AIM
Write out the material again exactly, please, and omit the pictures.

━━━━━ SUPPLIED MATERIAL ━━━━━

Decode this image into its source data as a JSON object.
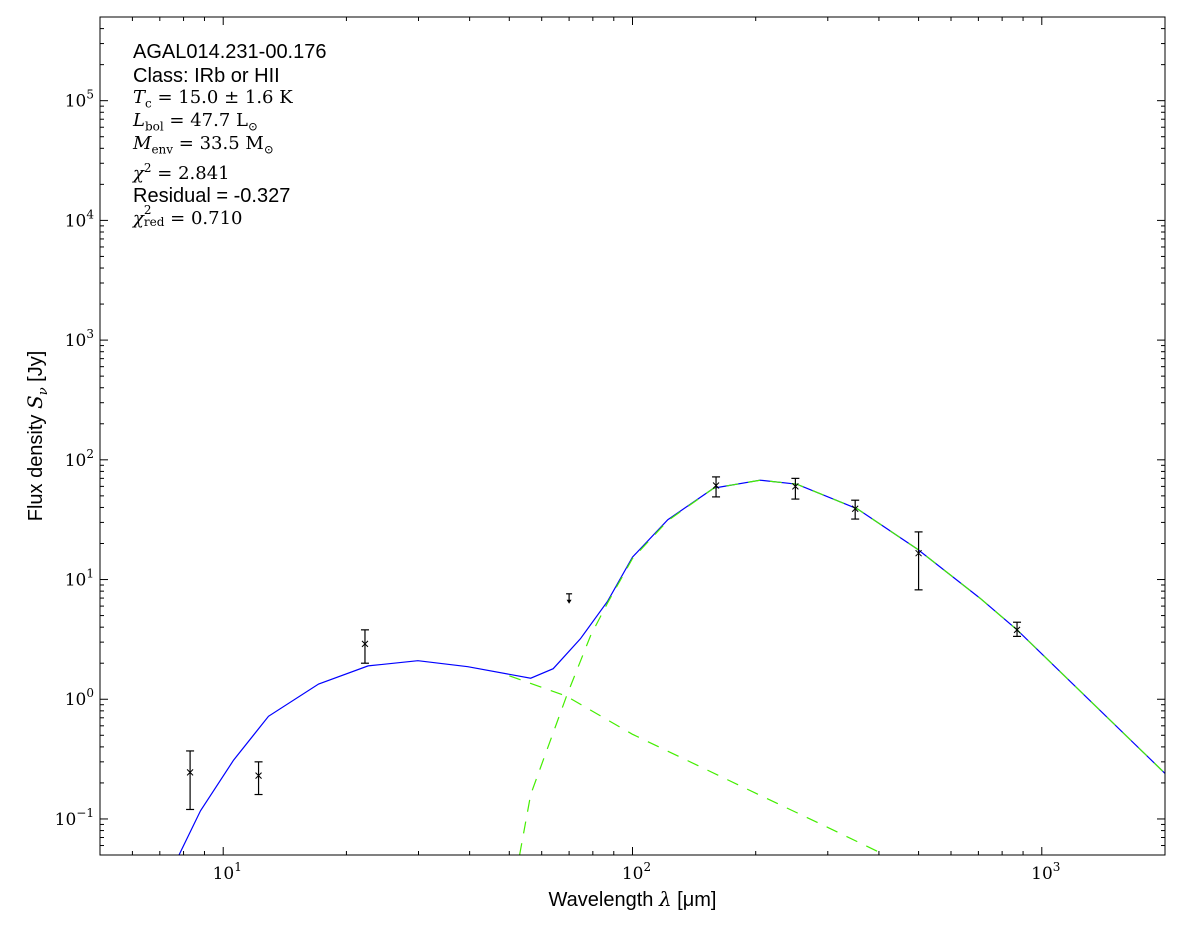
{
  "chart_data": {
    "type": "line",
    "xscale": "log",
    "yscale": "log",
    "xlim": [
      5,
      2000
    ],
    "ylim": [
      0.05,
      500000
    ],
    "xlabel": {
      "text": "Wavelength ",
      "symbol": "λ",
      "unit": " [μm]"
    },
    "ylabel": {
      "text": "Flux density ",
      "symbol": "S",
      "sub": "ν",
      "unit": " [Jy]"
    },
    "x_ticks": [
      {
        "base": "10",
        "exp": "1",
        "value": 10
      },
      {
        "base": "10",
        "exp": "2",
        "value": 100
      },
      {
        "base": "10",
        "exp": "3",
        "value": 1000
      }
    ],
    "y_ticks": [
      {
        "base": "10",
        "exp": "−1",
        "value": 0.1
      },
      {
        "base": "10",
        "exp": "0",
        "value": 1
      },
      {
        "base": "10",
        "exp": "1",
        "value": 10
      },
      {
        "base": "10",
        "exp": "2",
        "value": 100
      },
      {
        "base": "10",
        "exp": "3",
        "value": 1000
      },
      {
        "base": "10",
        "exp": "4",
        "value": 10000
      },
      {
        "base": "10",
        "exp": "5",
        "value": 100000
      }
    ],
    "grid": false,
    "annotations": {
      "source": "AGAL014.231-00.176",
      "class_line": "Class: IRb or HII",
      "tc": {
        "sym": "T",
        "sub": "c",
        "value": " = 15.0 ± 1.6 K"
      },
      "lbol": {
        "sym": "L",
        "sub": "bol",
        "value": " = 47.7 L",
        "unit_sub": "⊙"
      },
      "menv": {
        "sym": "M",
        "sub": "env",
        "value": " = 33.5 M",
        "unit_sub": "⊙"
      },
      "chi2": {
        "sym": "χ",
        "sup": "2",
        "value": " = 2.841"
      },
      "residual": "Residual = -0.327",
      "chi2red": {
        "sym": "χ",
        "sup": "2",
        "sub": "red",
        "value": " = 0.710"
      }
    },
    "measurements": [
      {
        "x": 8.3,
        "y": 0.245,
        "ylo": 0.12,
        "yhi": 0.37
      },
      {
        "x": 12.2,
        "y": 0.23,
        "ylo": 0.16,
        "yhi": 0.3
      },
      {
        "x": 22.2,
        "y": 2.9,
        "ylo": 2.0,
        "yhi": 3.8
      },
      {
        "x": 160,
        "y": 61,
        "ylo": 49,
        "yhi": 72
      },
      {
        "x": 250,
        "y": 60,
        "ylo": 47,
        "yhi": 70
      },
      {
        "x": 350,
        "y": 39,
        "ylo": 32,
        "yhi": 46
      },
      {
        "x": 500,
        "y": 16.6,
        "ylo": 8.2,
        "yhi": 25
      },
      {
        "x": 870,
        "y": 3.8,
        "ylo": 3.35,
        "yhi": 4.4
      }
    ],
    "upper_limits": [
      {
        "x": 70,
        "y": 7.6
      }
    ],
    "series": [
      {
        "style": "solid",
        "color": "#0000ff",
        "points": [
          [
            7.8,
            0.05
          ],
          [
            8.8,
            0.117
          ],
          [
            10.6,
            0.31
          ],
          [
            12.9,
            0.72
          ],
          [
            17.1,
            1.34
          ],
          [
            22.6,
            1.9
          ],
          [
            29.9,
            2.1
          ],
          [
            39.6,
            1.87
          ],
          [
            56.4,
            1.5
          ],
          [
            64,
            1.8
          ],
          [
            74.6,
            3.2
          ],
          [
            87,
            6.6
          ],
          [
            100,
            15.4
          ],
          [
            122,
            31.6
          ],
          [
            158,
            58
          ],
          [
            205,
            67.6
          ],
          [
            252,
            62.6
          ],
          [
            354,
            39
          ],
          [
            496,
            18
          ],
          [
            706,
            7.0
          ],
          [
            870,
            3.8
          ],
          [
            2000,
            0.24
          ]
        ]
      },
      {
        "style": "dashed",
        "color": "#44ee00",
        "points": [
          [
            50,
            1.57
          ],
          [
            69,
            1.06
          ],
          [
            100,
            0.51
          ],
          [
            200,
            0.164
          ],
          [
            300,
            0.085
          ],
          [
            414,
            0.05
          ]
        ]
      },
      {
        "style": "dashed",
        "color": "#44ee00",
        "points": [
          [
            53,
            0.05
          ],
          [
            56.4,
            0.16
          ],
          [
            69,
            1.06
          ],
          [
            79,
            3.4
          ],
          [
            87,
            6.4
          ],
          [
            100,
            15
          ],
          [
            122,
            31
          ],
          [
            158,
            58
          ],
          [
            205,
            67.6
          ],
          [
            252,
            62.6
          ],
          [
            354,
            39
          ],
          [
            496,
            18
          ],
          [
            706,
            7.0
          ],
          [
            870,
            3.8
          ],
          [
            2000,
            0.24
          ]
        ]
      }
    ]
  }
}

━━━━━

OUTPUT
Decode this image into its source data as a JSON object.
{
  "chart_data": {
    "type": "line",
    "xscale": "log",
    "yscale": "log",
    "xlim": [
      5,
      2000
    ],
    "ylim": [
      0.05,
      500000
    ],
    "xlabel": {
      "text": "Wavelength ",
      "symbol": "λ",
      "unit": " [μm]"
    },
    "ylabel": {
      "text": "Flux density ",
      "symbol": "S",
      "sub": "ν",
      "unit": " [Jy]"
    },
    "x_ticks": [
      {
        "base": "10",
        "exp": "1",
        "value": 10
      },
      {
        "base": "10",
        "exp": "2",
        "value": 100
      },
      {
        "base": "10",
        "exp": "3",
        "value": 1000
      }
    ],
    "y_ticks": [
      {
        "base": "10",
        "exp": "−1",
        "value": 0.1
      },
      {
        "base": "10",
        "exp": "0",
        "value": 1
      },
      {
        "base": "10",
        "exp": "1",
        "value": 10
      },
      {
        "base": "10",
        "exp": "2",
        "value": 100
      },
      {
        "base": "10",
        "exp": "3",
        "value": 1000
      },
      {
        "base": "10",
        "exp": "4",
        "value": 10000
      },
      {
        "base": "10",
        "exp": "5",
        "value": 100000
      }
    ],
    "grid": false,
    "annotations": {
      "source": "AGAL014.231-00.176",
      "class_line": "Class: IRb or HII",
      "tc": {
        "sym": "T",
        "sub": "c",
        "value": " = 15.0 ± 1.6 K"
      },
      "lbol": {
        "sym": "L",
        "sub": "bol",
        "value": " = 47.7 L",
        "unit_sub": "⊙"
      },
      "menv": {
        "sym": "M",
        "sub": "env",
        "value": " = 33.5 M",
        "unit_sub": "⊙"
      },
      "chi2": {
        "sym": "χ",
        "sup": "2",
        "value": " = 2.841"
      },
      "residual": "Residual = -0.327",
      "chi2red": {
        "sym": "χ",
        "sup": "2",
        "sub": "red",
        "value": " = 0.710"
      }
    },
    "measurements": [
      {
        "x": 8.3,
        "y": 0.245,
        "ylo": 0.12,
        "yhi": 0.37
      },
      {
        "x": 12.2,
        "y": 0.23,
        "ylo": 0.16,
        "yhi": 0.3
      },
      {
        "x": 22.2,
        "y": 2.9,
        "ylo": 2.0,
        "yhi": 3.8
      },
      {
        "x": 160,
        "y": 61,
        "ylo": 49,
        "yhi": 72
      },
      {
        "x": 250,
        "y": 60,
        "ylo": 47,
        "yhi": 70
      },
      {
        "x": 350,
        "y": 39,
        "ylo": 32,
        "yhi": 46
      },
      {
        "x": 500,
        "y": 16.6,
        "ylo": 8.2,
        "yhi": 25
      },
      {
        "x": 870,
        "y": 3.8,
        "ylo": 3.35,
        "yhi": 4.4
      }
    ],
    "upper_limits": [
      {
        "x": 70,
        "y": 7.6
      }
    ],
    "series": [
      {
        "style": "solid",
        "color": "#0000ff",
        "points": [
          [
            7.8,
            0.05
          ],
          [
            8.8,
            0.117
          ],
          [
            10.6,
            0.31
          ],
          [
            12.9,
            0.72
          ],
          [
            17.1,
            1.34
          ],
          [
            22.6,
            1.9
          ],
          [
            29.9,
            2.1
          ],
          [
            39.6,
            1.87
          ],
          [
            56.4,
            1.5
          ],
          [
            64,
            1.8
          ],
          [
            74.6,
            3.2
          ],
          [
            87,
            6.6
          ],
          [
            100,
            15.4
          ],
          [
            122,
            31.6
          ],
          [
            158,
            58
          ],
          [
            205,
            67.6
          ],
          [
            252,
            62.6
          ],
          [
            354,
            39
          ],
          [
            496,
            18
          ],
          [
            706,
            7.0
          ],
          [
            870,
            3.8
          ],
          [
            2000,
            0.24
          ]
        ]
      },
      {
        "style": "dashed",
        "color": "#44ee00",
        "points": [
          [
            50,
            1.57
          ],
          [
            69,
            1.06
          ],
          [
            100,
            0.51
          ],
          [
            200,
            0.164
          ],
          [
            300,
            0.085
          ],
          [
            414,
            0.05
          ]
        ]
      },
      {
        "style": "dashed",
        "color": "#44ee00",
        "points": [
          [
            53,
            0.05
          ],
          [
            56.4,
            0.16
          ],
          [
            69,
            1.06
          ],
          [
            79,
            3.4
          ],
          [
            87,
            6.4
          ],
          [
            100,
            15
          ],
          [
            122,
            31
          ],
          [
            158,
            58
          ],
          [
            205,
            67.6
          ],
          [
            252,
            62.6
          ],
          [
            354,
            39
          ],
          [
            496,
            18
          ],
          [
            706,
            7.0
          ],
          [
            870,
            3.8
          ],
          [
            2000,
            0.24
          ]
        ]
      }
    ]
  }
}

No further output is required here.